** START **

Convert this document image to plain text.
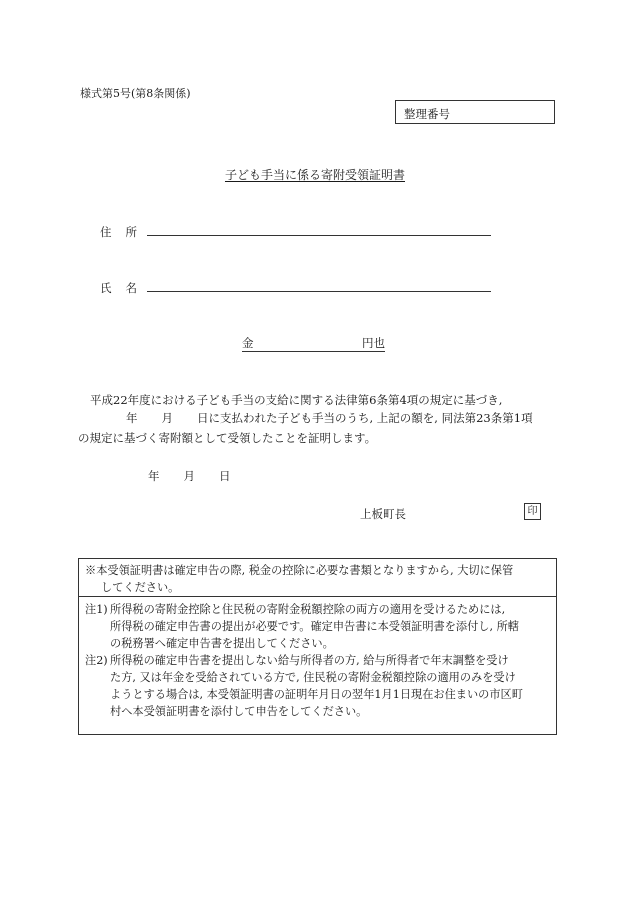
様式第5号(第8条関係)
整理番号
子ども手当に係る寄附受領証明書
住所
氏名
金	円也
平成22年度における子ども手当の支給に関する法律第6条第4項の規定に基づき,
年 月 日に支払われた子ども手当のうち, 上記の額を, 同法第23条第1項
の規定に基づく寄附額として受領したことを証明します。
年 月 日
上板町長	印
※本受領証明書は確定申告の際, 税金の控除に必要な書類となりますから, 大切に保管
してください。
注1) 所得税の寄附金控除と住民税の寄附金税額控除の両方の適用を受けるためには,
所得税の確定申告書の提出が必要です。確定申告書に本受領証明書を添付し, 所轄
の税務署へ確定申告書を提出してください。
注2) 所得税の確定申告書を提出しない給与所得者の方, 給与所得者で年末調整を受け
た方, 又は年金を受給されている方で, 住民税の寄附金税額控除の適用のみを受け
ようとする場合は, 本受領証明書の証明年月日の翌年1月1日現在お住まいの市区町
村へ本受領証明書を添付して申告をしてください。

** END **

◆ **WHAT IS BEING ASKED**:
Repeat the material verbatim. Do not carry over any picture.

◆ **ANSWER**:
Convert this document image to plain text.
様式第5号(第8条関係)
整理番号
子ども手当に係る寄附受領証明書
住所
氏名
金	円也
平成22年度における子ども手当の支給に関する法律第6条第4項の規定に基づき,
年 月 日に支払われた子ども手当のうち, 上記の額を, 同法第23条第1項
の規定に基づく寄附額として受領したことを証明します。
年 月 日
上板町長	印
※本受領証明書は確定申告の際, 税金の控除に必要な書類となりますから, 大切に保管
してください。
注1) 所得税の寄附金控除と住民税の寄附金税額控除の両方の適用を受けるためには,
所得税の確定申告書の提出が必要です。確定申告書に本受領証明書を添付し, 所轄
の税務署へ確定申告書を提出してください。
注2) 所得税の確定申告書を提出しない給与所得者の方, 給与所得者で年末調整を受け
た方, 又は年金を受給されている方で, 住民税の寄附金税額控除の適用のみを受け
ようとする場合は, 本受領証明書の証明年月日の翌年1月1日現在お住まいの市区町
村へ本受領証明書を添付して申告をしてください。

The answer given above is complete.